-------- Entries --------

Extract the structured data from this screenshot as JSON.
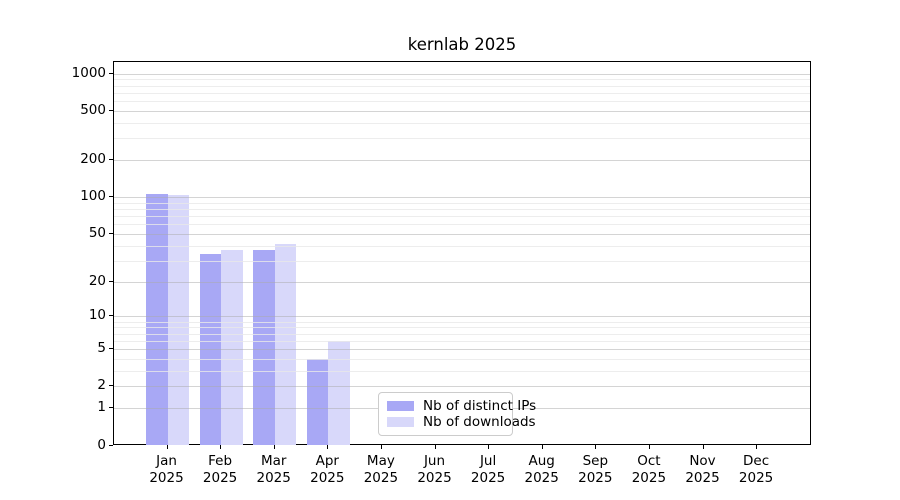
{
  "chart_data": {
    "type": "bar",
    "title": "kernlab 2025",
    "categories": [
      "Jan",
      "Feb",
      "Mar",
      "Apr",
      "May",
      "Jun",
      "Jul",
      "Aug",
      "Sep",
      "Oct",
      "Nov",
      "Dec"
    ],
    "x_year": "2025",
    "series": [
      {
        "name": "Nb of distinct IPs",
        "color": "#a8a8f5",
        "values": [
          106,
          34,
          37,
          4,
          0,
          0,
          0,
          0,
          0,
          0,
          0,
          0
        ]
      },
      {
        "name": "Nb of downloads",
        "color": "#d8d8fa",
        "values": [
          104,
          37,
          41,
          6,
          0,
          0,
          0,
          0,
          0,
          0,
          0,
          0
        ]
      }
    ],
    "y_scale": "log10(value+1)",
    "y_tick_values": [
      0,
      1,
      2,
      5,
      10,
      20,
      50,
      100,
      200,
      500,
      1000
    ],
    "ylim": [
      0,
      1120
    ],
    "xlabel": "",
    "ylabel": "",
    "grid": "horizontal log gridlines, minor and major",
    "legend_position": "inside plot, lower center-left"
  }
}
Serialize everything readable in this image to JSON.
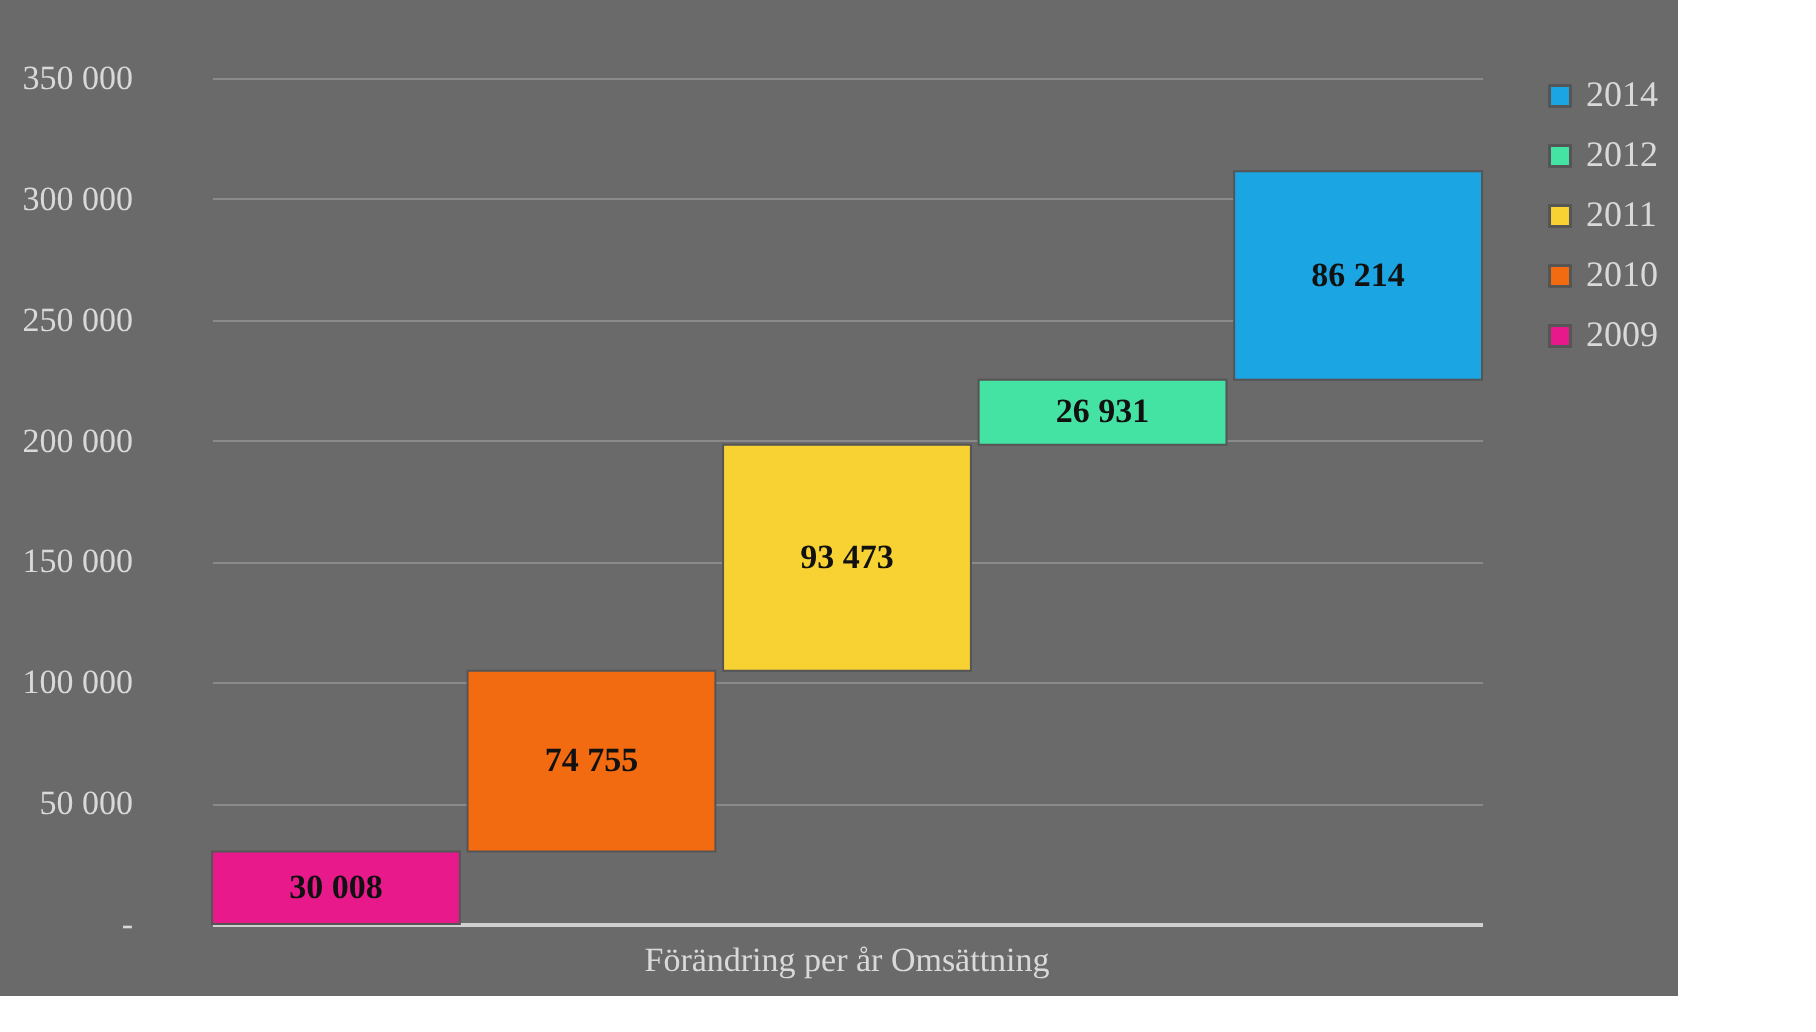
{
  "chart_data": {
    "type": "bar",
    "categories": [
      "Förändring per år Omsättning"
    ],
    "series": [
      {
        "name": "2009",
        "color": "#e8198b",
        "values": [
          30008
        ],
        "base": [
          0
        ],
        "value_labels": [
          "30 008"
        ]
      },
      {
        "name": "2010",
        "color": "#f26b10",
        "values": [
          74755
        ],
        "base": [
          30008
        ],
        "value_labels": [
          "74 755"
        ]
      },
      {
        "name": "2011",
        "color": "#f8d232",
        "values": [
          93473
        ],
        "base": [
          104763
        ],
        "value_labels": [
          "93 473"
        ]
      },
      {
        "name": "2012",
        "color": "#45e3a3",
        "values": [
          26931
        ],
        "base": [
          198236
        ],
        "value_labels": [
          "26 931"
        ]
      },
      {
        "name": "2014",
        "color": "#1ba5e2",
        "values": [
          86214
        ],
        "base": [
          225167
        ],
        "value_labels": [
          "86 214"
        ]
      }
    ],
    "ylim": [
      0,
      350000
    ],
    "yticks": [
      {
        "value": 0,
        "label": "-"
      },
      {
        "value": 50000,
        "label": "50 000"
      },
      {
        "value": 100000,
        "label": "100 000"
      },
      {
        "value": 150000,
        "label": "150 000"
      },
      {
        "value": 200000,
        "label": "200 000"
      },
      {
        "value": 250000,
        "label": "250 000"
      },
      {
        "value": 300000,
        "label": "300 000"
      },
      {
        "value": 350000,
        "label": "350 000"
      }
    ],
    "grid": "y",
    "legend": "right"
  }
}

--------

§ Problem to solve: Go through the preceding material and copy each line that has the word "grid".

§ Output of the exercise:
    "grid": "horizontal log gridlines, minor and major",
    "grid": "y",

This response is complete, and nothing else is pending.